What you have to do
The entries are to be returned exactly, with images left out.

[Entries with figure data]
>>>

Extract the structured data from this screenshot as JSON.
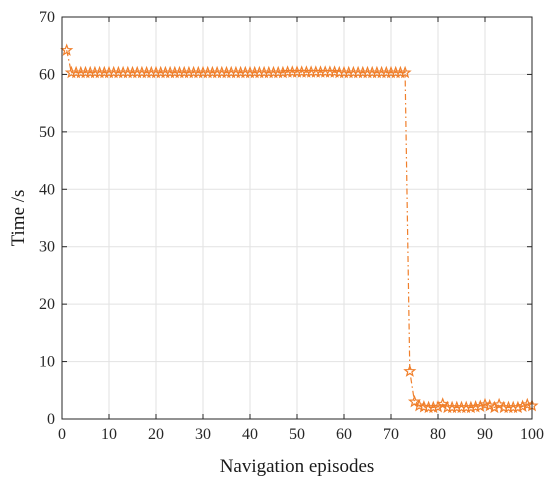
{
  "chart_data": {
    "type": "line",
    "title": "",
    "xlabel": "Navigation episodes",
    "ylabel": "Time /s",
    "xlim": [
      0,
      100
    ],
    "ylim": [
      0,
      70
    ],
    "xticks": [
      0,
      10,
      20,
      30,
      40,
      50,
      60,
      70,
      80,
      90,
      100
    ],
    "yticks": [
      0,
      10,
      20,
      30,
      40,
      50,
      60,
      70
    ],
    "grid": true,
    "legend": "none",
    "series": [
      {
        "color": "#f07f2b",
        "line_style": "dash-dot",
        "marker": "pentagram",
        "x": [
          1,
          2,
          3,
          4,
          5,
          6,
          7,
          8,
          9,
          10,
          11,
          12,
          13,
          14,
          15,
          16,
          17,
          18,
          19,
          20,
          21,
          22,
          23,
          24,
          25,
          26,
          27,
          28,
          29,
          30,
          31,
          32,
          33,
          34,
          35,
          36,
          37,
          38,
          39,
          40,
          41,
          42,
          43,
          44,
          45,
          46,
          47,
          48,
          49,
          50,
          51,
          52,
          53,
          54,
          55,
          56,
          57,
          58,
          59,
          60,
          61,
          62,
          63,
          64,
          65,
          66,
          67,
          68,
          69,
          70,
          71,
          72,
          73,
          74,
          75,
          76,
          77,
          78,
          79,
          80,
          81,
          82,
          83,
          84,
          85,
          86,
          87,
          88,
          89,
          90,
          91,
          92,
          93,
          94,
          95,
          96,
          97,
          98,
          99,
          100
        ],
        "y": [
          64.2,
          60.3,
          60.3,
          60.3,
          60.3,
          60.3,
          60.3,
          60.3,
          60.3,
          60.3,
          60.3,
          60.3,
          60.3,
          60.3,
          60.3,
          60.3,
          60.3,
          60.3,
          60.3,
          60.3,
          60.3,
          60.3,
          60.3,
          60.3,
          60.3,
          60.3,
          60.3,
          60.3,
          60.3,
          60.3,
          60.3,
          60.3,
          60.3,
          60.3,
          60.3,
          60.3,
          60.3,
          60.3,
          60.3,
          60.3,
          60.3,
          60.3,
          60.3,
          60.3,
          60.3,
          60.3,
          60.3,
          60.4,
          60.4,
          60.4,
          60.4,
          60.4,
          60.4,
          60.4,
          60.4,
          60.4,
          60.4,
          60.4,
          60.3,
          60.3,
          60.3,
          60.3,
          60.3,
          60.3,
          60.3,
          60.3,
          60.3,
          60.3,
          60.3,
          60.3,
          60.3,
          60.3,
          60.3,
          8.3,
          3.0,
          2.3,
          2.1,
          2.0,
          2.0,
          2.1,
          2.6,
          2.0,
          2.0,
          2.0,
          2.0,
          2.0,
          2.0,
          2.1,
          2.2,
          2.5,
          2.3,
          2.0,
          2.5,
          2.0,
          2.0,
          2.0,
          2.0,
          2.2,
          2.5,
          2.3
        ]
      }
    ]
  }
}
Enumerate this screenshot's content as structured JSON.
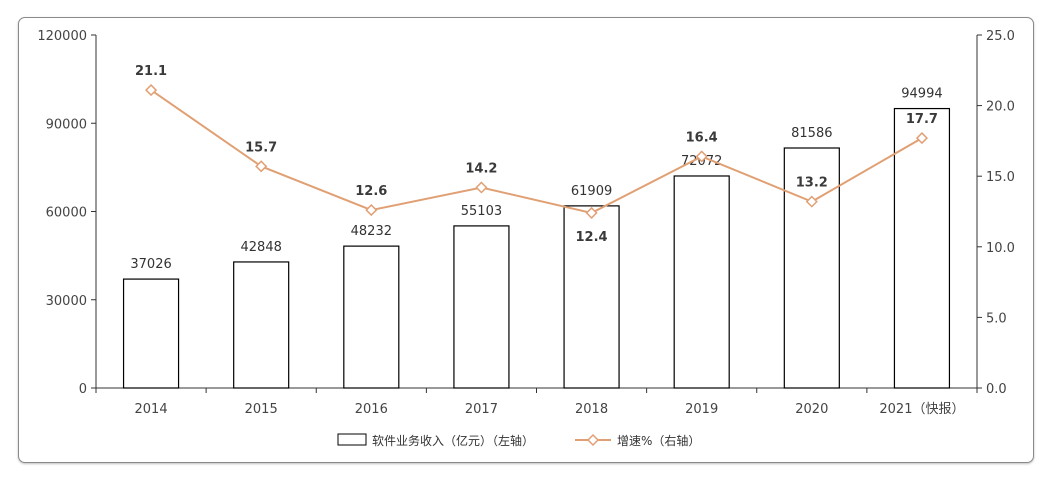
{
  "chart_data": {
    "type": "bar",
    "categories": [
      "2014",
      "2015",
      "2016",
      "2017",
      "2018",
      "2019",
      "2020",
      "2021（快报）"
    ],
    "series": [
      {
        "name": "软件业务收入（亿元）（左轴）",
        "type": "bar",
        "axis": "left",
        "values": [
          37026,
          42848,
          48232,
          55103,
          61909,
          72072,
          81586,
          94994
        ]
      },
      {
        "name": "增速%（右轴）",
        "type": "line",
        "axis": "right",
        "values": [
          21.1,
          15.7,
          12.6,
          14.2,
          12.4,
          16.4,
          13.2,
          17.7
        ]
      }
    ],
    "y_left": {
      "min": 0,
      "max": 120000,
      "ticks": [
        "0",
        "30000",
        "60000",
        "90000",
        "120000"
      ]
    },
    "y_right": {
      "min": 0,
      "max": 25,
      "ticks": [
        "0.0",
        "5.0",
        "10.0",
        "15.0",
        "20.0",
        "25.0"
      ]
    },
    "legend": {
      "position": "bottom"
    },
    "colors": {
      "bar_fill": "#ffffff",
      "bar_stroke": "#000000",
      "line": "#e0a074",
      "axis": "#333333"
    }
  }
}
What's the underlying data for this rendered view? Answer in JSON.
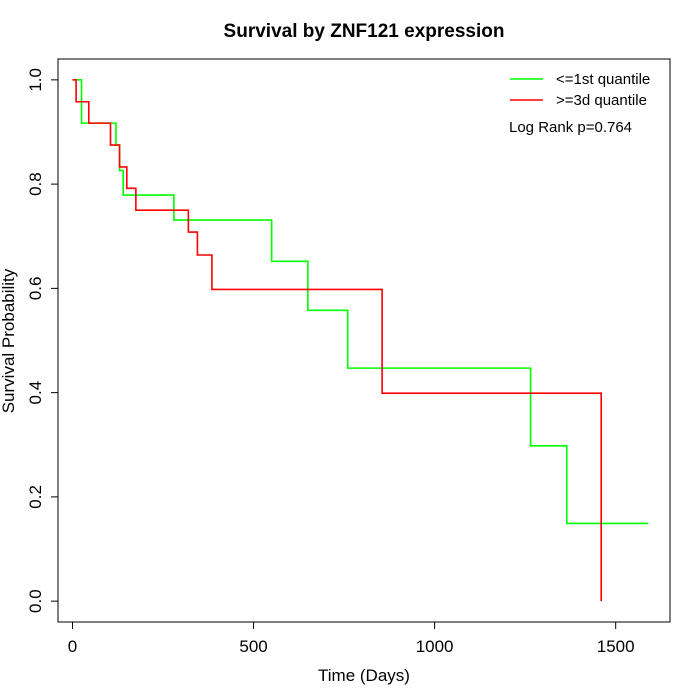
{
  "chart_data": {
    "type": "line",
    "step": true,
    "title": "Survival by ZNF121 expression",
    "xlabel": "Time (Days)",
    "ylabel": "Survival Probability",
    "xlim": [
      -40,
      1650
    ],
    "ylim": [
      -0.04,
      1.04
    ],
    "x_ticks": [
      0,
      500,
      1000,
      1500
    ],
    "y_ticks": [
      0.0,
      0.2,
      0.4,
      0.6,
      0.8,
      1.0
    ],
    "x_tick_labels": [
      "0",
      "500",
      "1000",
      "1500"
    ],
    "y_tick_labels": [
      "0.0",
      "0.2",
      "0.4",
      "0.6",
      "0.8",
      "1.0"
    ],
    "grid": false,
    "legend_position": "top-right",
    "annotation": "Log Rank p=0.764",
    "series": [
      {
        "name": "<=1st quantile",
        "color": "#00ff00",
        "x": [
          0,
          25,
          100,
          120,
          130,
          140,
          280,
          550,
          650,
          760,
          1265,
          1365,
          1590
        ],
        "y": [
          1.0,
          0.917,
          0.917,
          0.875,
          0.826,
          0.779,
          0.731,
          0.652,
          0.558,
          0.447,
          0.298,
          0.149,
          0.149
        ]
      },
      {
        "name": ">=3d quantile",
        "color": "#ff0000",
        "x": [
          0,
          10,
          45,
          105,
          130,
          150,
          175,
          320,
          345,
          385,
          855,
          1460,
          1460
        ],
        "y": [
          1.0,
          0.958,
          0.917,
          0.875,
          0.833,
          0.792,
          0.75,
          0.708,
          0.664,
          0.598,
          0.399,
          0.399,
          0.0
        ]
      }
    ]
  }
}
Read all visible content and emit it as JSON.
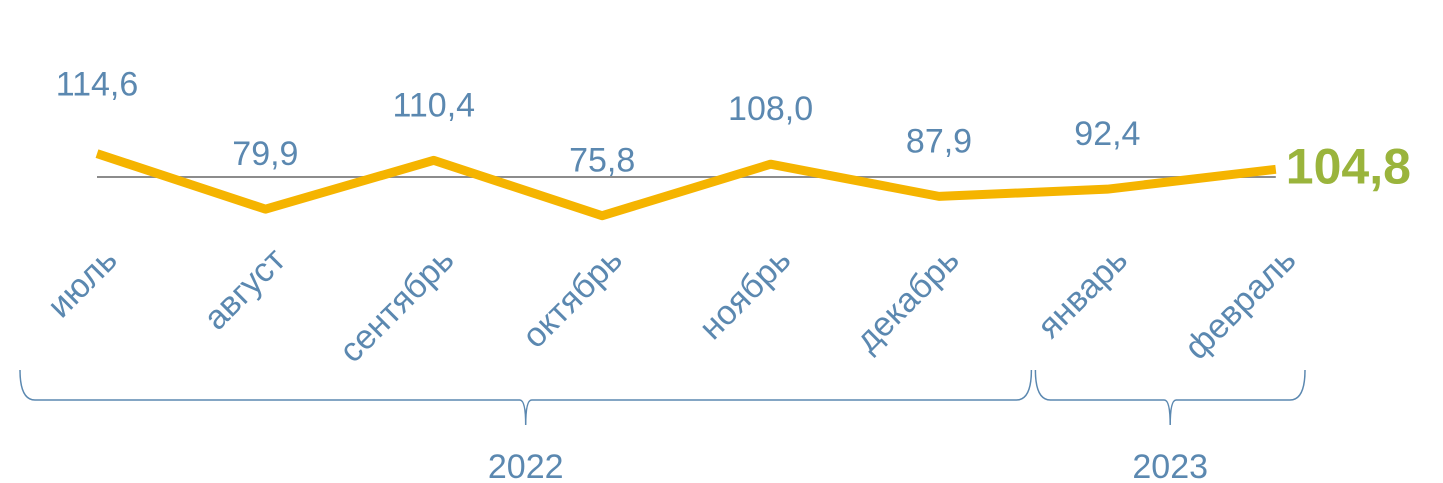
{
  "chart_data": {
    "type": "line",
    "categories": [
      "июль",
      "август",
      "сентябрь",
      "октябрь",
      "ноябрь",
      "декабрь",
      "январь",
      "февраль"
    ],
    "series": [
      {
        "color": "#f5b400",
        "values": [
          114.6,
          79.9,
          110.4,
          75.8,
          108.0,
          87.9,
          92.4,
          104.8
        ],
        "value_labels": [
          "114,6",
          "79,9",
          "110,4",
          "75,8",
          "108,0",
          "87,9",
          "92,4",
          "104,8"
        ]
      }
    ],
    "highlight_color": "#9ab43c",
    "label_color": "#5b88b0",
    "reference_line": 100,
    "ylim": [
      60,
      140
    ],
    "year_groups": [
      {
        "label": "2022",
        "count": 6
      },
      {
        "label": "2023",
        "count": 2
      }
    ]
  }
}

<<<

Exercise output
Extract the structured data from this screenshot as JSON.
{
  "chart_data": {
    "type": "line",
    "title": "",
    "xlabel": "Navigation episodes",
    "ylabel": "Time /s",
    "xlim": [
      0,
      100
    ],
    "ylim": [
      0,
      70
    ],
    "xticks": [
      0,
      10,
      20,
      30,
      40,
      50,
      60,
      70,
      80,
      90,
      100
    ],
    "yticks": [
      0,
      10,
      20,
      30,
      40,
      50,
      60,
      70
    ],
    "grid": true,
    "legend": "none",
    "series": [
      {
        "color": "#f07f2b",
        "line_style": "dash-dot",
        "marker": "pentagram",
        "x": [
          1,
          2,
          3,
          4,
          5,
          6,
          7,
          8,
          9,
          10,
          11,
          12,
          13,
          14,
          15,
          16,
          17,
          18,
          19,
          20,
          21,
          22,
          23,
          24,
          25,
          26,
          27,
          28,
          29,
          30,
          31,
          32,
          33,
          34,
          35,
          36,
          37,
          38,
          39,
          40,
          41,
          42,
          43,
          44,
          45,
          46,
          47,
          48,
          49,
          50,
          51,
          52,
          53,
          54,
          55,
          56,
          57,
          58,
          59,
          60,
          61,
          62,
          63,
          64,
          65,
          66,
          67,
          68,
          69,
          70,
          71,
          72,
          73,
          74,
          75,
          76,
          77,
          78,
          79,
          80,
          81,
          82,
          83,
          84,
          85,
          86,
          87,
          88,
          89,
          90,
          91,
          92,
          93,
          94,
          95,
          96,
          97,
          98,
          99,
          100
        ],
        "y": [
          64.2,
          60.3,
          60.3,
          60.3,
          60.3,
          60.3,
          60.3,
          60.3,
          60.3,
          60.3,
          60.3,
          60.3,
          60.3,
          60.3,
          60.3,
          60.3,
          60.3,
          60.3,
          60.3,
          60.3,
          60.3,
          60.3,
          60.3,
          60.3,
          60.3,
          60.3,
          60.3,
          60.3,
          60.3,
          60.3,
          60.3,
          60.3,
          60.3,
          60.3,
          60.3,
          60.3,
          60.3,
          60.3,
          60.3,
          60.3,
          60.3,
          60.3,
          60.3,
          60.3,
          60.3,
          60.3,
          60.3,
          60.4,
          60.4,
          60.4,
          60.4,
          60.4,
          60.4,
          60.4,
          60.4,
          60.4,
          60.4,
          60.4,
          60.3,
          60.3,
          60.3,
          60.3,
          60.3,
          60.3,
          60.3,
          60.3,
          60.3,
          60.3,
          60.3,
          60.3,
          60.3,
          60.3,
          60.3,
          8.3,
          3.0,
          2.3,
          2.1,
          2.0,
          2.0,
          2.1,
          2.6,
          2.0,
          2.0,
          2.0,
          2.0,
          2.0,
          2.0,
          2.1,
          2.2,
          2.5,
          2.3,
          2.0,
          2.5,
          2.0,
          2.0,
          2.0,
          2.0,
          2.2,
          2.5,
          2.3
        ]
      }
    ]
  }
}
Enumerate this screenshot's content as structured JSON.
{
  "chart_data": {
    "type": "bar",
    "categories": [
      "2014",
      "2015",
      "2016",
      "2017",
      "2018",
      "2019",
      "2020",
      "2021（快报）"
    ],
    "series": [
      {
        "name": "软件业务收入（亿元）（左轴）",
        "type": "bar",
        "axis": "left",
        "values": [
          37026,
          42848,
          48232,
          55103,
          61909,
          72072,
          81586,
          94994
        ]
      },
      {
        "name": "增速%（右轴）",
        "type": "line",
        "axis": "right",
        "values": [
          21.1,
          15.7,
          12.6,
          14.2,
          12.4,
          16.4,
          13.2,
          17.7
        ]
      }
    ],
    "y_left": {
      "min": 0,
      "max": 120000,
      "ticks": [
        "0",
        "30000",
        "60000",
        "90000",
        "120000"
      ]
    },
    "y_right": {
      "min": 0,
      "max": 25,
      "ticks": [
        "0.0",
        "5.0",
        "10.0",
        "15.0",
        "20.0",
        "25.0"
      ]
    },
    "legend": {
      "position": "bottom"
    },
    "colors": {
      "bar_fill": "#ffffff",
      "bar_stroke": "#000000",
      "line": "#e0a074",
      "axis": "#333333"
    }
  }
}
What's the underlying data for this rendered view? Answer in JSON.
{
  "chart_data": {
    "type": "line",
    "step": true,
    "title": "Survival by ZNF121 expression",
    "xlabel": "Time (Days)",
    "ylabel": "Survival Probability",
    "xlim": [
      -40,
      1650
    ],
    "ylim": [
      -0.04,
      1.04
    ],
    "x_ticks": [
      0,
      500,
      1000,
      1500
    ],
    "y_ticks": [
      0.0,
      0.2,
      0.4,
      0.6,
      0.8,
      1.0
    ],
    "x_tick_labels": [
      "0",
      "500",
      "1000",
      "1500"
    ],
    "y_tick_labels": [
      "0.0",
      "0.2",
      "0.4",
      "0.6",
      "0.8",
      "1.0"
    ],
    "grid": false,
    "legend_position": "top-right",
    "annotation": "Log Rank p=0.764",
    "series": [
      {
        "name": "<=1st quantile",
        "color": "#00ff00",
        "x": [
          0,
          25,
          100,
          120,
          130,
          140,
          280,
          550,
          650,
          760,
          1265,
          1365,
          1590
        ],
        "y": [
          1.0,
          0.917,
          0.917,
          0.875,
          0.826,
          0.779,
          0.731,
          0.652,
          0.558,
          0.447,
          0.298,
          0.149,
          0.149
        ]
      },
      {
        "name": ">=3d quantile",
        "color": "#ff0000",
        "x": [
          0,
          10,
          45,
          105,
          130,
          150,
          175,
          320,
          345,
          385,
          855,
          1460,
          1460
        ],
        "y": [
          1.0,
          0.958,
          0.917,
          0.875,
          0.833,
          0.792,
          0.75,
          0.708,
          0.664,
          0.598,
          0.399,
          0.399,
          0.0
        ]
      }
    ]
  }
}
Read all visible content and emit it as JSON.
{
  "chart_data": {
    "type": "line",
    "categories": [
      "июль",
      "август",
      "сентябрь",
      "октябрь",
      "ноябрь",
      "декабрь",
      "январь",
      "февраль"
    ],
    "series": [
      {
        "color": "#f5b400",
        "values": [
          114.6,
          79.9,
          110.4,
          75.8,
          108.0,
          87.9,
          92.4,
          104.8
        ],
        "value_labels": [
          "114,6",
          "79,9",
          "110,4",
          "75,8",
          "108,0",
          "87,9",
          "92,4",
          "104,8"
        ]
      }
    ],
    "highlight_color": "#9ab43c",
    "label_color": "#5b88b0",
    "reference_line": 100,
    "ylim": [
      60,
      140
    ],
    "year_groups": [
      {
        "label": "2022",
        "count": 6
      },
      {
        "label": "2023",
        "count": 2
      }
    ]
  }
}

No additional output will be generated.